Element and region data
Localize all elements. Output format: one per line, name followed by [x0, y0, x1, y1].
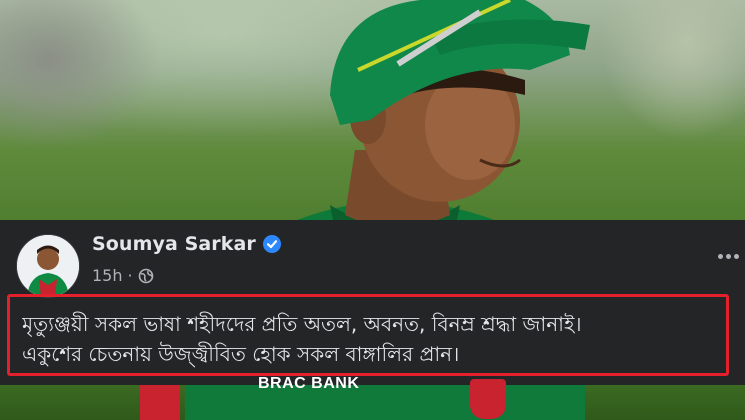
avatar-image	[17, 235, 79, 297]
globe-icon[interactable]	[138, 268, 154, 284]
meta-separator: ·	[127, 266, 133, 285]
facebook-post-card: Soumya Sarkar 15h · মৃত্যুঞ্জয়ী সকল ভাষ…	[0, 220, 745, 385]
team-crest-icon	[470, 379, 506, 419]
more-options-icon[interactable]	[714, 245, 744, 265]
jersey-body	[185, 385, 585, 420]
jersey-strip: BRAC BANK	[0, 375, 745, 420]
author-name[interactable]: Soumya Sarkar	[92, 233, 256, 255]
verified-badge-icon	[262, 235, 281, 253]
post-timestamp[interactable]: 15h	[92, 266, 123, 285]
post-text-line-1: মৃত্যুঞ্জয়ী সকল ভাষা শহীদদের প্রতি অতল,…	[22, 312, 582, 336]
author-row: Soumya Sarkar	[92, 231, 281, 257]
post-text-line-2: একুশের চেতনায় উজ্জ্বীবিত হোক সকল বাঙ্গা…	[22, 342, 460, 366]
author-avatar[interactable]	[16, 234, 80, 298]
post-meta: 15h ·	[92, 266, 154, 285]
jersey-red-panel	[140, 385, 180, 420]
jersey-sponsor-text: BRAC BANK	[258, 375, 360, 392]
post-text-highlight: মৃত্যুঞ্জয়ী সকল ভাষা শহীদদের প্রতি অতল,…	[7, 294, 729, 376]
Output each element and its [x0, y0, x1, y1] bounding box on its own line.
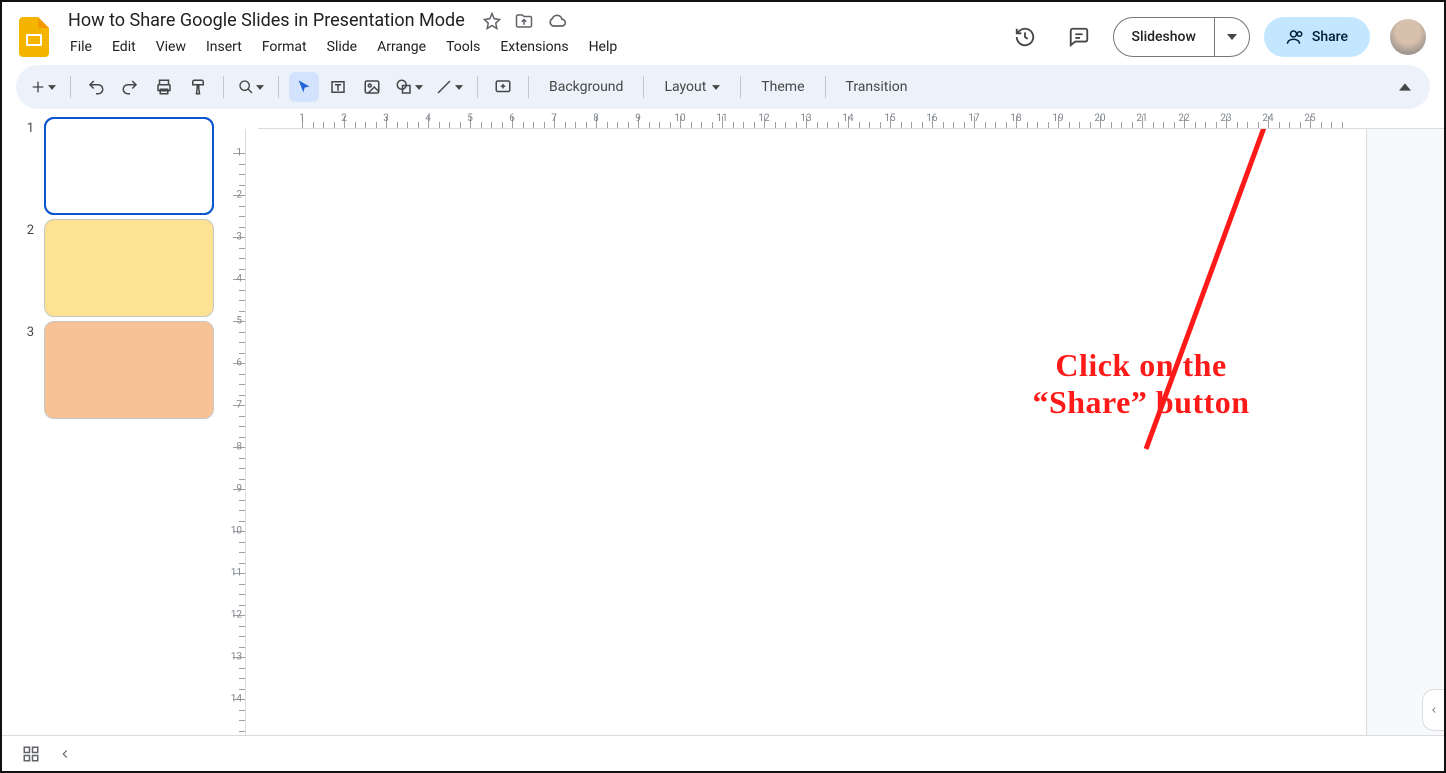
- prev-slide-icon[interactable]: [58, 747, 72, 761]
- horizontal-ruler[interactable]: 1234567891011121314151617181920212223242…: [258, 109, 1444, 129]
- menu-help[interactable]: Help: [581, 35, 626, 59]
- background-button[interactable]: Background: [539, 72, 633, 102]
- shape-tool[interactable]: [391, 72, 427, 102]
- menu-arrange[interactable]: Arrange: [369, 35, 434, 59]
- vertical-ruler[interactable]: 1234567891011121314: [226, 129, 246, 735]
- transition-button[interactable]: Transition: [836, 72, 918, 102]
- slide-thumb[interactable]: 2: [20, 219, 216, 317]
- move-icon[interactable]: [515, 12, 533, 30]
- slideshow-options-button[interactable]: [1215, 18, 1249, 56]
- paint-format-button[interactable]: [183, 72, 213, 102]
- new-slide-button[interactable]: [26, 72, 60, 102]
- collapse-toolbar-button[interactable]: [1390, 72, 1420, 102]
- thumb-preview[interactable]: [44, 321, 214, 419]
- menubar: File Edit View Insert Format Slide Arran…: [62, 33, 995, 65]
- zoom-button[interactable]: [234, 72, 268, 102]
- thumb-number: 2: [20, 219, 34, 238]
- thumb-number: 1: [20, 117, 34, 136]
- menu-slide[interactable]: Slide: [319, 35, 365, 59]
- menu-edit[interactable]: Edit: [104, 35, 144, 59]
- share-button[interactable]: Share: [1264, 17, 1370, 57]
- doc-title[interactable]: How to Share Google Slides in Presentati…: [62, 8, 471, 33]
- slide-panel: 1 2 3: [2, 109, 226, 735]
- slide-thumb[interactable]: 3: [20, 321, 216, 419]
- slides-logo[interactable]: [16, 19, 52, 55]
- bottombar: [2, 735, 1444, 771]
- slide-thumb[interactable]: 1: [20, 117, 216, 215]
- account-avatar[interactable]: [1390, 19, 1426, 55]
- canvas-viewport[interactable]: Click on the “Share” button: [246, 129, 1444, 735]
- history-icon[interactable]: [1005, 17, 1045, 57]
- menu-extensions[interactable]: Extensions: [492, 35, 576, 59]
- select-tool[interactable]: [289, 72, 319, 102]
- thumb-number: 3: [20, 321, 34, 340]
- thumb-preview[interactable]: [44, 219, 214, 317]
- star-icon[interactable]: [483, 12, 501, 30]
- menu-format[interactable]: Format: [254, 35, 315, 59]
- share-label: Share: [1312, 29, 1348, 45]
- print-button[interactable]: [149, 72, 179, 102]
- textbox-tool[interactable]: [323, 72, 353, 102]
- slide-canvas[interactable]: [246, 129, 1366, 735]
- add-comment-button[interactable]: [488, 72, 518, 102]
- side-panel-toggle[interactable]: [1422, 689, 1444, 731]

**AIM OF THE EXERCISE:** Reproduce all of the rows above word for word, and leave the pictures out of your answer.

**FINAL RESULT:**
Localize all elements. Output format: one per line, name followed by [x0, y0, x1, y1].
avatar-image	[17, 235, 79, 297]
globe-icon[interactable]	[138, 268, 154, 284]
meta-separator: ·	[127, 266, 133, 285]
facebook-post-card: Soumya Sarkar 15h · মৃত্যুঞ্জয়ী সকল ভাষ…	[0, 220, 745, 385]
team-crest-icon	[470, 379, 506, 419]
more-options-icon[interactable]	[714, 245, 744, 265]
jersey-body	[185, 385, 585, 420]
jersey-strip: BRAC BANK	[0, 375, 745, 420]
author-name[interactable]: Soumya Sarkar	[92, 233, 256, 255]
verified-badge-icon	[262, 235, 281, 253]
post-timestamp[interactable]: 15h	[92, 266, 123, 285]
post-text-line-1: মৃত্যুঞ্জয়ী সকল ভাষা শহীদদের প্রতি অতল,…	[22, 312, 582, 336]
author-row: Soumya Sarkar	[92, 231, 281, 257]
post-text-line-2: একুশের চেতনায় উজ্জ্বীবিত হোক সকল বাঙ্গা…	[22, 342, 460, 366]
author-avatar[interactable]	[16, 234, 80, 298]
post-meta: 15h ·	[92, 266, 154, 285]
jersey-red-panel	[140, 385, 180, 420]
jersey-sponsor-text: BRAC BANK	[258, 375, 360, 392]
post-text-highlight: মৃত্যুঞ্জয়ী সকল ভাষা শহীদদের প্রতি অতল,…	[7, 294, 729, 376]
Output each element and its [x0, y0, x1, y1] bounding box on its own line.
- prev-slide-icon[interactable]: [58, 747, 72, 761]
- horizontal-ruler[interactable]: 1234567891011121314151617181920212223242…: [258, 109, 1444, 129]
- menu-help[interactable]: Help: [581, 35, 626, 59]
- background-button[interactable]: Background: [539, 72, 633, 102]
- shape-tool[interactable]: [391, 72, 427, 102]
- menu-arrange[interactable]: Arrange: [369, 35, 434, 59]
- vertical-ruler[interactable]: 1234567891011121314: [226, 129, 246, 735]
- transition-button[interactable]: Transition: [836, 72, 918, 102]
- slide-thumb[interactable]: 2: [20, 219, 216, 317]
- move-icon[interactable]: [515, 12, 533, 30]
- slideshow-options-button[interactable]: [1215, 18, 1249, 56]
- paint-format-button[interactable]: [183, 72, 213, 102]
- new-slide-button[interactable]: [26, 72, 60, 102]
- collapse-toolbar-button[interactable]: [1390, 72, 1420, 102]
- thumb-preview[interactable]: [44, 321, 214, 419]
- menubar: File Edit View Insert Format Slide Arran…: [62, 33, 995, 65]
- zoom-button[interactable]: [234, 72, 268, 102]
- thumb-number: 2: [20, 219, 34, 238]
- thumb-number: 1: [20, 117, 34, 136]
- menu-slide[interactable]: Slide: [319, 35, 365, 59]
- menu-edit[interactable]: Edit: [104, 35, 144, 59]
- share-button[interactable]: Share: [1264, 17, 1370, 57]
- doc-title[interactable]: How to Share Google Slides in Presentati…: [62, 8, 471, 33]
- slide-panel: 1 2 3: [2, 109, 226, 735]
- slide-thumb[interactable]: 3: [20, 321, 216, 419]
- slides-logo[interactable]: [16, 19, 52, 55]
- bottombar: [2, 735, 1444, 771]
- slide-thumb[interactable]: 1: [20, 117, 216, 215]
- account-avatar[interactable]: [1390, 19, 1426, 55]
- canvas-viewport[interactable]: Click on the “Share” button: [246, 129, 1444, 735]
- history-icon[interactable]: [1005, 17, 1045, 57]
- menu-extensions[interactable]: Extensions: [492, 35, 576, 59]
- select-tool[interactable]: [289, 72, 319, 102]
- thumb-number: 3: [20, 321, 34, 340]
- thumb-preview[interactable]: [44, 219, 214, 317]
- star-icon[interactable]: [483, 12, 501, 30]
- menu-format[interactable]: Format: [254, 35, 315, 59]
- share-label: Share: [1312, 29, 1348, 45]
- print-button[interactable]: [149, 72, 179, 102]
- textbox-tool[interactable]: [323, 72, 353, 102]
- slide-canvas[interactable]: [246, 129, 1366, 735]
- add-comment-button[interactable]: [488, 72, 518, 102]
- side-panel-toggle[interactable]: [1422, 689, 1444, 731]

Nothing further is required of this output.